What you need to do:
Below is a block of data; give all of it again word for word.

Extracted entries:
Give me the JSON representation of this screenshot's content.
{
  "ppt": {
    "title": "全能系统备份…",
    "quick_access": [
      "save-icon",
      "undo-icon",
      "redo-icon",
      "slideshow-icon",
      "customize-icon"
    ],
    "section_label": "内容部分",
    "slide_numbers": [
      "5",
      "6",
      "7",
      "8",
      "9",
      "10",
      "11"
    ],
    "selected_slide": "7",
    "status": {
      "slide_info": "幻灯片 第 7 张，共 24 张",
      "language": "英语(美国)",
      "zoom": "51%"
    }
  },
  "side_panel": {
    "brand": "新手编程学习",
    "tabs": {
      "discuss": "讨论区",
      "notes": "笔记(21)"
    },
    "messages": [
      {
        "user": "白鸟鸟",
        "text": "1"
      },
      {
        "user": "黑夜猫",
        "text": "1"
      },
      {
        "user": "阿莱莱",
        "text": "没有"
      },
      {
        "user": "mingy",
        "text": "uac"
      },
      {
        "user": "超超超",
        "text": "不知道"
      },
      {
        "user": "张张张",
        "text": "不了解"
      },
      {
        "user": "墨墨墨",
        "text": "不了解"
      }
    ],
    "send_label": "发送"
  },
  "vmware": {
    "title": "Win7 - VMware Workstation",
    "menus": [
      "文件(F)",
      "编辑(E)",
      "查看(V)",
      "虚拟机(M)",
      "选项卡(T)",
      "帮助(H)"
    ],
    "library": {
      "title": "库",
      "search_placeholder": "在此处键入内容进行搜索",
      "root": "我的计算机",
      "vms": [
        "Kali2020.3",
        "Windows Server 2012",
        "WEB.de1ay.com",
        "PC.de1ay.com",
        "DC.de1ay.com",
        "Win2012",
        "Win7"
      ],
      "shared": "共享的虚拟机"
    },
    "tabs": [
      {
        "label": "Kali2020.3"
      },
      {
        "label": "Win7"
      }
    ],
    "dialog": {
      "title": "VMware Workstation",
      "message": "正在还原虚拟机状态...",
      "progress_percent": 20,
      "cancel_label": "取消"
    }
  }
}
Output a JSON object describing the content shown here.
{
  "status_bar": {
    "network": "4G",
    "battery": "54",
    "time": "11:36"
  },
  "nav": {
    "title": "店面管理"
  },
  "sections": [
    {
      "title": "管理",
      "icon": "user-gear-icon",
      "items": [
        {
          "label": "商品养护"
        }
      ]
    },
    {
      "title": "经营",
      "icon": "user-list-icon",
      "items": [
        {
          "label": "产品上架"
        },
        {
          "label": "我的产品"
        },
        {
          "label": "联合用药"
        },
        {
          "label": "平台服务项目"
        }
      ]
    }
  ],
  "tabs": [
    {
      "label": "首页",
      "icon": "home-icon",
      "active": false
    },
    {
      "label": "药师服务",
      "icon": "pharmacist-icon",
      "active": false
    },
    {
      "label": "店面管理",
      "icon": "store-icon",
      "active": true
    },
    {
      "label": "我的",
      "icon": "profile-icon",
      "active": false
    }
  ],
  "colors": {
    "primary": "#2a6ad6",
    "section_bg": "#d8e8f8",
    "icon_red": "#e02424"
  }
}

Correct answer:
Give me the JSON representation of this screenshot's content.
{
  "ppt": {
    "title": "全能系统备份…",
    "quick_access": [
      "save-icon",
      "undo-icon",
      "redo-icon",
      "slideshow-icon",
      "customize-icon"
    ],
    "section_label": "内容部分",
    "slide_numbers": [
      "5",
      "6",
      "7",
      "8",
      "9",
      "10",
      "11"
    ],
    "selected_slide": "7",
    "status": {
      "slide_info": "幻灯片 第 7 张，共 24 张",
      "language": "英语(美国)",
      "zoom": "51%"
    }
  },
  "side_panel": {
    "brand": "新手编程学习",
    "tabs": {
      "discuss": "讨论区",
      "notes": "笔记(21)"
    },
    "messages": [
      {
        "user": "白鸟鸟",
        "text": "1"
      },
      {
        "user": "黑夜猫",
        "text": "1"
      },
      {
        "user": "阿莱莱",
        "text": "没有"
      },
      {
        "user": "mingy",
        "text": "uac"
      },
      {
        "user": "超超超",
        "text": "不知道"
      },
      {
        "user": "张张张",
        "text": "不了解"
      },
      {
        "user": "墨墨墨",
        "text": "不了解"
      }
    ],
    "send_label": "发送"
  },
  "vmware": {
    "title": "Win7 - VMware Workstation",
    "menus": [
      "文件(F)",
      "编辑(E)",
      "查看(V)",
      "虚拟机(M)",
      "选项卡(T)",
      "帮助(H)"
    ],
    "library": {
      "title": "库",
      "search_placeholder": "在此处键入内容进行搜索",
      "root": "我的计算机",
      "vms": [
        "Kali2020.3",
        "Windows Server 2012",
        "WEB.de1ay.com",
        "PC.de1ay.com",
        "DC.de1ay.com",
        "Win2012",
        "Win7"
      ],
      "shared": "共享的虚拟机"
    },
    "tabs": [
      {
        "label": "Kali2020.3"
      },
      {
        "label": "Win7"
      }
    ],
    "dialog": {
      "title": "VMware Workstation",
      "message": "正在还原虚拟机状态...",
      "progress_percent": 20,
      "cancel_label": "取消"
    }
  }
}
Output a JSON object describing the content shown here.
{
  "status_bar": {
    "network": "4G",
    "battery": "54",
    "time": "11:36"
  },
  "nav": {
    "title": "店面管理"
  },
  "sections": [
    {
      "title": "管理",
      "icon": "user-gear-icon",
      "items": [
        {
          "label": "商品养护"
        }
      ]
    },
    {
      "title": "经营",
      "icon": "user-list-icon",
      "items": [
        {
          "label": "产品上架"
        },
        {
          "label": "我的产品"
        },
        {
          "label": "联合用药"
        },
        {
          "label": "平台服务项目"
        }
      ]
    }
  ],
  "tabs": [
    {
      "label": "首页",
      "icon": "home-icon",
      "active": false
    },
    {
      "label": "药师服务",
      "icon": "pharmacist-icon",
      "active": false
    },
    {
      "label": "店面管理",
      "icon": "store-icon",
      "active": true
    },
    {
      "label": "我的",
      "icon": "profile-icon",
      "active": false
    }
  ],
  "colors": {
    "primary": "#2a6ad6",
    "section_bg": "#d8e8f8",
    "icon_red": "#e02424"
  }
}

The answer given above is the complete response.